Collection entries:
++++++++

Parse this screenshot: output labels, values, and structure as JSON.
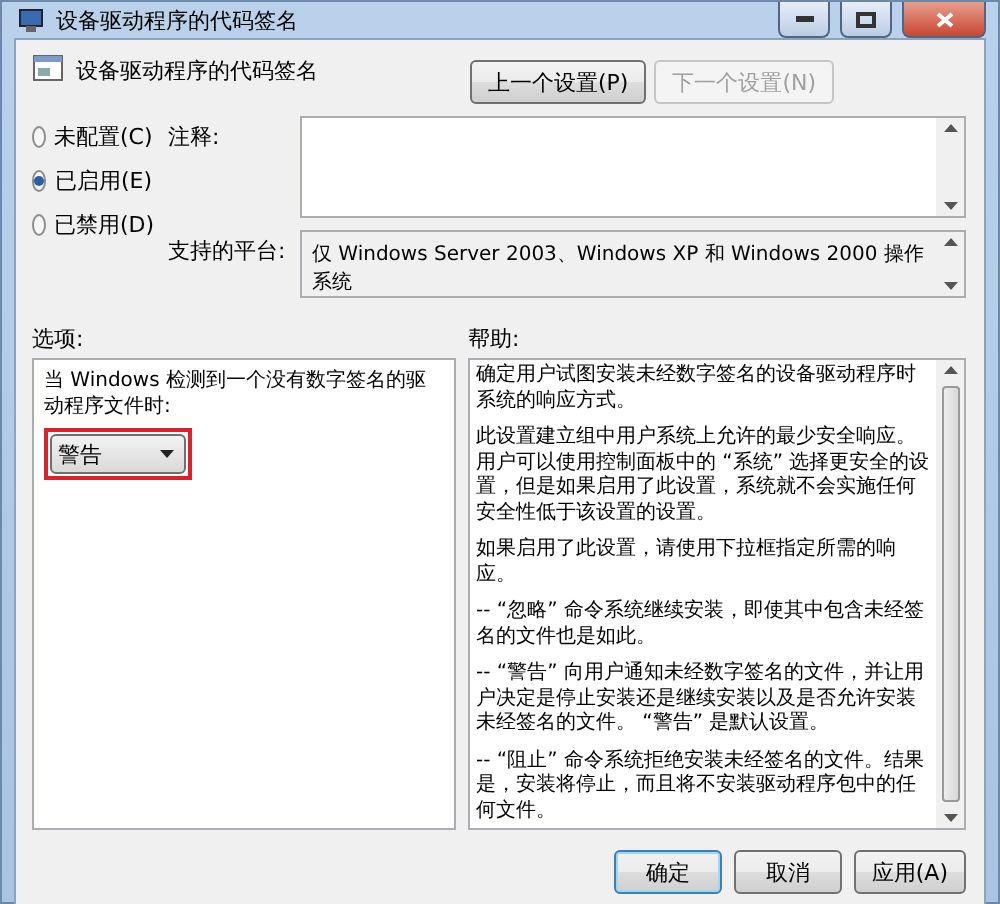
{
  "window": {
    "title": "设备驱动程序的代码签名"
  },
  "header": {
    "title": "设备驱动程序的代码签名",
    "nav_buttons": [
      {
        "label": "上一个设置(P)",
        "disabled": false
      },
      {
        "label": "下一个设置(N)",
        "disabled": true
      }
    ]
  },
  "state_options": [
    {
      "label": "未配置(C)",
      "selected": false
    },
    {
      "label": "已启用(E)",
      "selected": true
    },
    {
      "label": "已禁用(D)",
      "selected": false
    }
  ],
  "comment": {
    "label": "注释:"
  },
  "platform": {
    "label": "支持的平台:",
    "value": "仅 Windows Server 2003、Windows XP 和 Windows 2000 操作系统"
  },
  "options": {
    "label": "选项:",
    "prompt": "当 Windows 检测到一个没有数字签名的驱动程序文件时:",
    "dropdown": {
      "value": "警告",
      "highlighted": true
    }
  },
  "help": {
    "label": "帮助:",
    "paragraphs": [
      "确定用户试图安装未经数字签名的设备驱动程序时系统的响应方式。",
      "此设置建立组中用户系统上允许的最少安全响应。用户可以使用控制面板中的 “系统” 选择更安全的设置，但是如果启用了此设置，系统就不会实施任何安全性低于该设置的设置。",
      "如果启用了此设置，请使用下拉框指定所需的响应。",
      "-- “忽略” 命令系统继续安装，即使其中包含未经签名的文件也是如此。",
      "-- “警告” 向用户通知未经数字签名的文件，并让用户决定是停止安装还是继续安装以及是否允许安装未经签名的文件。 “警告” 是默认设置。",
      "-- “阻止” 命令系统拒绝安装未经签名的文件。结果是，安装将停止，而且将不安装驱动程序包中的任何文件。"
    ]
  },
  "footer_buttons": [
    {
      "label": "确定",
      "kind": "default"
    },
    {
      "label": "取消",
      "kind": "normal"
    },
    {
      "label": "应用(A)",
      "kind": "normal"
    }
  ]
}
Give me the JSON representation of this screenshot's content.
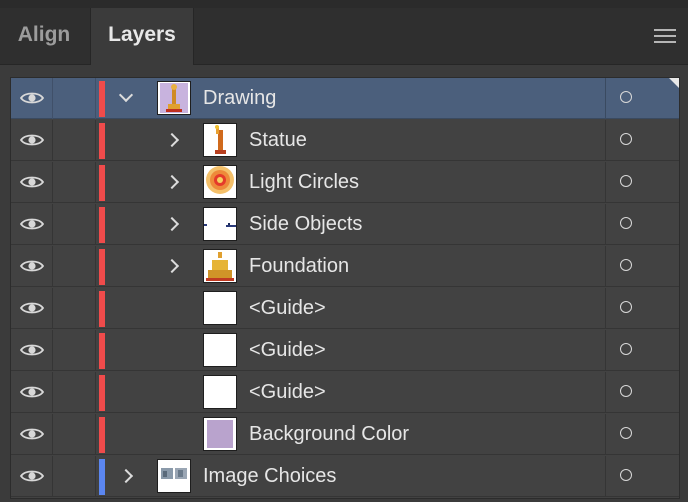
{
  "tabs": {
    "align": "Align",
    "layers": "Layers"
  },
  "layers": [
    {
      "label": "Drawing",
      "level": 0,
      "expanded": true,
      "selected": true,
      "color": "#f04b4b",
      "thumb": "drawing",
      "has_chevron": true
    },
    {
      "label": "Statue",
      "level": 1,
      "expanded": false,
      "selected": false,
      "color": "#f04b4b",
      "thumb": "statue",
      "has_chevron": true
    },
    {
      "label": "Light Circles",
      "level": 1,
      "expanded": false,
      "selected": false,
      "color": "#f04b4b",
      "thumb": "circles",
      "has_chevron": true
    },
    {
      "label": "Side Objects",
      "level": 1,
      "expanded": false,
      "selected": false,
      "color": "#f04b4b",
      "thumb": "side",
      "has_chevron": true
    },
    {
      "label": "Foundation",
      "level": 1,
      "expanded": false,
      "selected": false,
      "color": "#f04b4b",
      "thumb": "foundation",
      "has_chevron": true
    },
    {
      "label": "<Guide>",
      "level": 1,
      "expanded": false,
      "selected": false,
      "color": "#f04b4b",
      "thumb": "blank",
      "has_chevron": false
    },
    {
      "label": "<Guide>",
      "level": 1,
      "expanded": false,
      "selected": false,
      "color": "#f04b4b",
      "thumb": "blank",
      "has_chevron": false
    },
    {
      "label": "<Guide>",
      "level": 1,
      "expanded": false,
      "selected": false,
      "color": "#f04b4b",
      "thumb": "blank",
      "has_chevron": false
    },
    {
      "label": "Background Color",
      "level": 1,
      "expanded": false,
      "selected": false,
      "color": "#f04b4b",
      "thumb": "bgcolor",
      "has_chevron": false
    },
    {
      "label": "Image Choices",
      "level": 0,
      "expanded": false,
      "selected": false,
      "color": "#5b86f0",
      "thumb": "images",
      "has_chevron": true
    }
  ],
  "icons": {
    "visibility": "eye-icon",
    "target": "target-circle-icon",
    "menu": "panel-menu-icon"
  },
  "colors": {
    "selection": "#4b5f7c",
    "layer_red": "#f04b4b",
    "layer_blue": "#5b86f0",
    "bg_swatch": "#b9a3cd"
  }
}
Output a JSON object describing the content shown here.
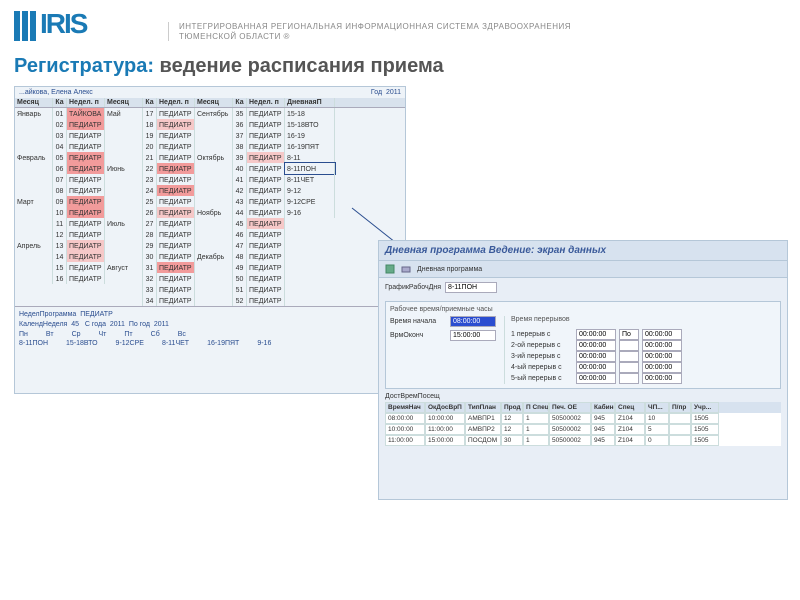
{
  "brand": {
    "name": "IRIS"
  },
  "tagline_l1": "ИНТЕГРИРОВАННАЯ РЕГИОНАЛЬНАЯ ИНФОРМАЦИОННАЯ СИСТЕМА ЗДРАВООХРАНЕНИЯ",
  "tagline_l2": "ТЮМЕНСКОЙ ОБЛАСТИ ®",
  "title_accent": "Регистратура:",
  "title_rest": " ведение расписания приема",
  "left": {
    "owner": "...айкова, Елена Алекс",
    "year_label": "Год",
    "year": "2011",
    "hdr": {
      "m": "Месяц",
      "k": "Ка",
      "n": "Недел. п",
      "d": "ДневнаяП"
    },
    "block1": [
      {
        "m": "Январь",
        "k": "01",
        "n": "ТАЙКОВА",
        "cls": "hot"
      },
      {
        "m": "",
        "k": "02",
        "n": "ПЕДИАТР",
        "cls": "hot"
      },
      {
        "m": "",
        "k": "03",
        "n": "ПЕДИАТР",
        "cls": ""
      },
      {
        "m": "",
        "k": "04",
        "n": "ПЕДИАТР",
        "cls": ""
      },
      {
        "m": "Февраль",
        "k": "05",
        "n": "ПЕДИАТР",
        "cls": "hot"
      },
      {
        "m": "",
        "k": "06",
        "n": "ПЕДИАТР",
        "cls": "hot"
      },
      {
        "m": "",
        "k": "07",
        "n": "ПЕДИАТР",
        "cls": ""
      },
      {
        "m": "",
        "k": "08",
        "n": "ПЕДИАТР",
        "cls": ""
      },
      {
        "m": "Март",
        "k": "09",
        "n": "ПЕДИАТР",
        "cls": "hot"
      },
      {
        "m": "",
        "k": "10",
        "n": "ПЕДИАТР",
        "cls": "hot"
      },
      {
        "m": "",
        "k": "11",
        "n": "ПЕДИАТР",
        "cls": ""
      },
      {
        "m": "",
        "k": "12",
        "n": "ПЕДИАТР",
        "cls": ""
      },
      {
        "m": "Апрель",
        "k": "13",
        "n": "ПЕДИАТР",
        "cls": "hot2"
      },
      {
        "m": "",
        "k": "14",
        "n": "ПЕДИАТР",
        "cls": "hot2"
      },
      {
        "m": "",
        "k": "15",
        "n": "ПЕДИАТР",
        "cls": ""
      },
      {
        "m": "",
        "k": "16",
        "n": "ПЕДИАТР",
        "cls": ""
      }
    ],
    "block2": [
      {
        "m": "Май",
        "k": "17",
        "n": "ПЕДИАТР",
        "cls": ""
      },
      {
        "m": "",
        "k": "18",
        "n": "ПЕДИАТР",
        "cls": "hot2"
      },
      {
        "m": "",
        "k": "19",
        "n": "ПЕДИАТР",
        "cls": ""
      },
      {
        "m": "",
        "k": "20",
        "n": "ПЕДИАТР",
        "cls": ""
      },
      {
        "m": "",
        "k": "21",
        "n": "ПЕДИАТР",
        "cls": ""
      },
      {
        "m": "Июнь",
        "k": "22",
        "n": "ПЕДИАТР",
        "cls": "hot"
      },
      {
        "m": "",
        "k": "23",
        "n": "ПЕДИАТР",
        "cls": ""
      },
      {
        "m": "",
        "k": "24",
        "n": "ПЕДИАТР",
        "cls": "hot"
      },
      {
        "m": "",
        "k": "25",
        "n": "ПЕДИАТР",
        "cls": ""
      },
      {
        "m": "",
        "k": "26",
        "n": "ПЕДИАТР",
        "cls": "hot2"
      },
      {
        "m": "Июль",
        "k": "27",
        "n": "ПЕДИАТР",
        "cls": ""
      },
      {
        "m": "",
        "k": "28",
        "n": "ПЕДИАТР",
        "cls": ""
      },
      {
        "m": "",
        "k": "29",
        "n": "ПЕДИАТР",
        "cls": ""
      },
      {
        "m": "",
        "k": "30",
        "n": "ПЕДИАТР",
        "cls": ""
      },
      {
        "m": "Август",
        "k": "31",
        "n": "ПЕДИАТР",
        "cls": "hot"
      },
      {
        "m": "",
        "k": "32",
        "n": "ПЕДИАТР",
        "cls": ""
      },
      {
        "m": "",
        "k": "33",
        "n": "ПЕДИАТР",
        "cls": ""
      },
      {
        "m": "",
        "k": "34",
        "n": "ПЕДИАТР",
        "cls": ""
      }
    ],
    "block3": [
      {
        "m": "Сентябрь",
        "k": "35",
        "n": "ПЕДИАТР",
        "cls": ""
      },
      {
        "m": "",
        "k": "36",
        "n": "ПЕДИАТР",
        "cls": ""
      },
      {
        "m": "",
        "k": "37",
        "n": "ПЕДИАТР",
        "cls": ""
      },
      {
        "m": "",
        "k": "38",
        "n": "ПЕДИАТР",
        "cls": ""
      },
      {
        "m": "Октябрь",
        "k": "39",
        "n": "ПЕДИАТР",
        "cls": "hot2"
      },
      {
        "m": "",
        "k": "40",
        "n": "ПЕДИАТР",
        "cls": ""
      },
      {
        "m": "",
        "k": "41",
        "n": "ПЕДИАТР",
        "cls": ""
      },
      {
        "m": "",
        "k": "42",
        "n": "ПЕДИАТР",
        "cls": ""
      },
      {
        "m": "",
        "k": "43",
        "n": "ПЕДИАТР",
        "cls": ""
      },
      {
        "m": "Ноябрь",
        "k": "44",
        "n": "ПЕДИАТР",
        "cls": ""
      },
      {
        "m": "",
        "k": "45",
        "n": "ПЕДИАТР",
        "cls": "hot2"
      },
      {
        "m": "",
        "k": "46",
        "n": "ПЕДИАТР",
        "cls": ""
      },
      {
        "m": "",
        "k": "47",
        "n": "ПЕДИАТР",
        "cls": ""
      },
      {
        "m": "Декабрь",
        "k": "48",
        "n": "ПЕДИАТР",
        "cls": ""
      },
      {
        "m": "",
        "k": "49",
        "n": "ПЕДИАТР",
        "cls": ""
      },
      {
        "m": "",
        "k": "50",
        "n": "ПЕДИАТР",
        "cls": ""
      },
      {
        "m": "",
        "k": "51",
        "n": "ПЕДИАТР",
        "cls": ""
      },
      {
        "m": "",
        "k": "52",
        "n": "ПЕДИАТР",
        "cls": ""
      }
    ],
    "daily": [
      "15-18",
      "15-18ВТО",
      "16-19",
      "16-19ПЯТ",
      "8-11",
      "8-11ПОН",
      "8-11ЧЕТ",
      "9-12",
      "9-12СРЕ",
      "9-16"
    ],
    "summary": {
      "l1a": "НеделПрограмма",
      "l1b": "ПЕДИАТР",
      "l2a": "КалендНеделя",
      "l2b": "45",
      "l2c": "С года",
      "l2d": "2011",
      "l2e": "По год",
      "l2f": "2011",
      "days": [
        "Пн",
        "Вт",
        "Ср",
        "Чт",
        "Пт",
        "Сб",
        "Вс"
      ],
      "sched": [
        "8-11ПОН",
        "15-18ВТО",
        "9-12СРЕ",
        "8-11ЧЕТ",
        "16-19ПЯТ",
        "9-16",
        ""
      ]
    }
  },
  "right": {
    "title": "Дневная программа Ведение: экран данных",
    "toolbar_label": "Дневная программа",
    "graphic_lbl": "ГрафикРабочДня",
    "graphic_val": "8-11ПОН",
    "group1": "Рабочее время/приемные часы",
    "start_lbl": "Время начала",
    "start_val": "08:00:00",
    "end_lbl": "ВрмОконч",
    "end_val": "15:00:00",
    "group2": "Время перерывов",
    "breaks": [
      {
        "lbl": "1 перерыв с",
        "t": "00:00:00",
        "d": "По",
        "t2": "00:00:00"
      },
      {
        "lbl": "2-ой перерыв с",
        "t": "00:00:00",
        "d": "",
        "t2": "00:00:00"
      },
      {
        "lbl": "3-ий перерыв с",
        "t": "00:00:00",
        "d": "",
        "t2": "00:00:00"
      },
      {
        "lbl": "4-ый перерыв с",
        "t": "00:00:00",
        "d": "",
        "t2": "00:00:00"
      },
      {
        "lbl": "5-ый перерыв с",
        "t": "00:00:00",
        "d": "",
        "t2": "00:00:00"
      }
    ],
    "visits_title": "ДостВремПосещ",
    "visits_hdr": [
      "ВремяНач",
      "ОкДосВрП",
      "ТипПлан",
      "Прод",
      "П Спец.",
      "Печ. ОЕ",
      "Кабинет",
      "Спец",
      "ЧП...",
      "П/пр",
      "Учр..."
    ],
    "visits": [
      [
        "08:00:00",
        "10:00:00",
        "АМВПР1",
        "12",
        "1",
        "50500002",
        "945",
        "Z104",
        "10",
        "",
        "1505"
      ],
      [
        "10:00:00",
        "11:00:00",
        "АМВПР2",
        "12",
        "1",
        "50500002",
        "945",
        "Z104",
        "5",
        "",
        "1505"
      ],
      [
        "11:00:00",
        "15:00:00",
        "ПОСДОМ",
        "30",
        "1",
        "50500002",
        "945",
        "Z104",
        "0",
        "",
        "1505"
      ]
    ]
  }
}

++++++++

Determine the number of lines where the string "Windows" occurs, and give that number only.

2